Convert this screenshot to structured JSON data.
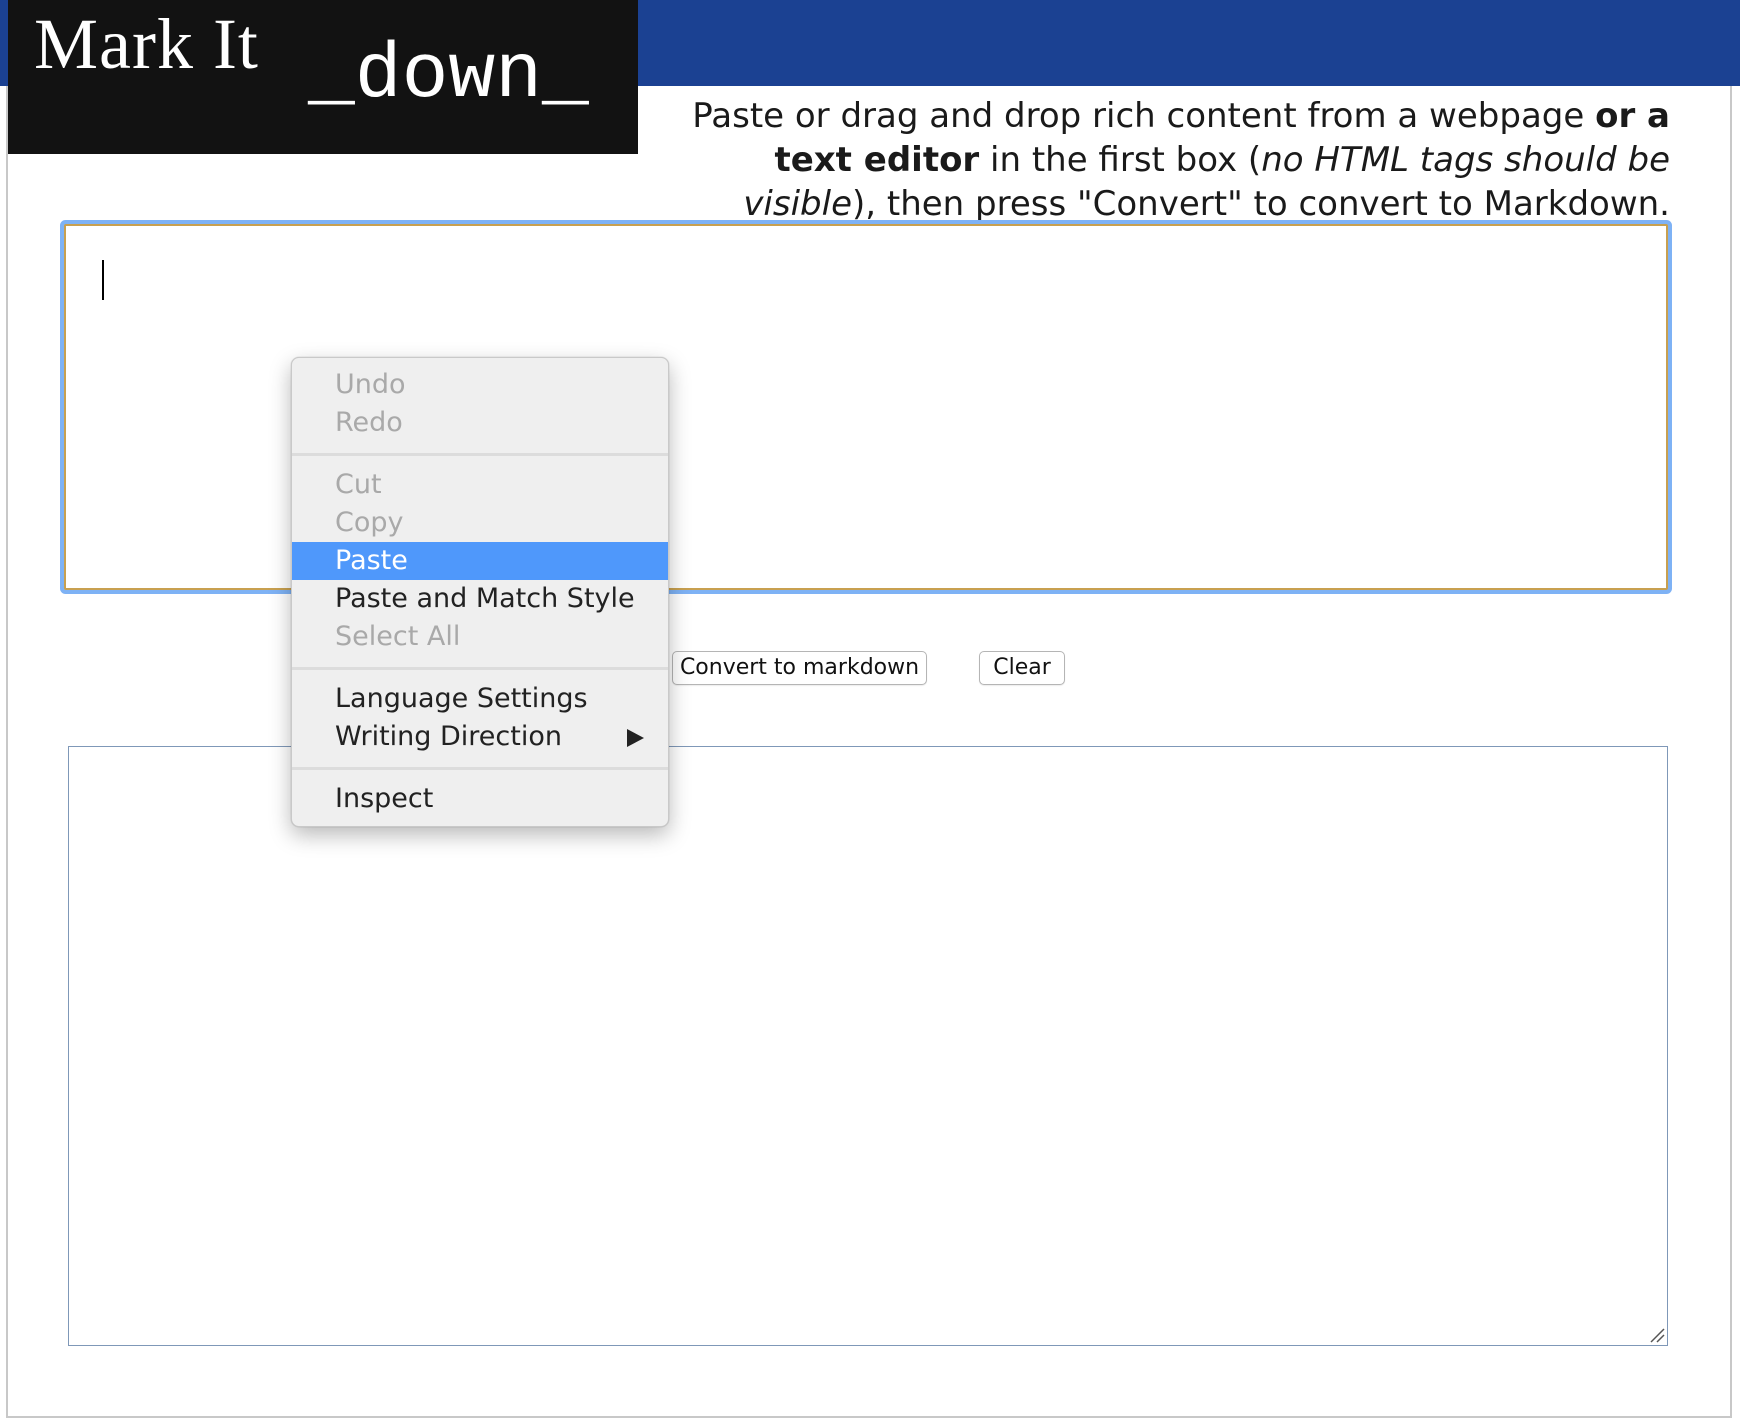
{
  "colors": {
    "header_band": "#1b4192",
    "logo_background": "#121212",
    "focus_ring": "#7eb2f5",
    "menu_highlight": "#4f98fb"
  },
  "logo": {
    "main_text": "Mark It",
    "accent_text": "_down_"
  },
  "intro": {
    "part1": "Paste or drag and drop rich content from a webpage ",
    "bold1": "or a text editor",
    "part2": " in the first box (",
    "italic1": "no HTML tags should be visible",
    "part3": "), then press \"Convert\" to convert to Markdown."
  },
  "input_box": {
    "value": ""
  },
  "buttons": {
    "convert_label": "Convert to markdown",
    "clear_label": "Clear"
  },
  "output_box": {
    "value": ""
  },
  "context_menu": {
    "undo": "Undo",
    "redo": "Redo",
    "cut": "Cut",
    "copy": "Copy",
    "paste": "Paste",
    "paste_match_style": "Paste and Match Style",
    "select_all": "Select All",
    "language_settings": "Language Settings",
    "writing_direction": "Writing Direction",
    "inspect": "Inspect",
    "submenu_icon": "triangle-right-icon"
  }
}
-----
#### TASK:
Quote every record above exactly, leaving out the pictures.

#### WRITTEN REPLY:
Convert this screenshot to structured JSON data.
{
  "colors": {
    "header_band": "#1b4192",
    "logo_background": "#121212",
    "focus_ring": "#7eb2f5",
    "menu_highlight": "#4f98fb"
  },
  "logo": {
    "main_text": "Mark It",
    "accent_text": "_down_"
  },
  "intro": {
    "part1": "Paste or drag and drop rich content from a webpage ",
    "bold1": "or a text editor",
    "part2": " in the first box (",
    "italic1": "no HTML tags should be visible",
    "part3": "), then press \"Convert\" to convert to Markdown."
  },
  "input_box": {
    "value": ""
  },
  "buttons": {
    "convert_label": "Convert to markdown",
    "clear_label": "Clear"
  },
  "output_box": {
    "value": ""
  },
  "context_menu": {
    "undo": "Undo",
    "redo": "Redo",
    "cut": "Cut",
    "copy": "Copy",
    "paste": "Paste",
    "paste_match_style": "Paste and Match Style",
    "select_all": "Select All",
    "language_settings": "Language Settings",
    "writing_direction": "Writing Direction",
    "inspect": "Inspect",
    "submenu_icon": "triangle-right-icon"
  }
}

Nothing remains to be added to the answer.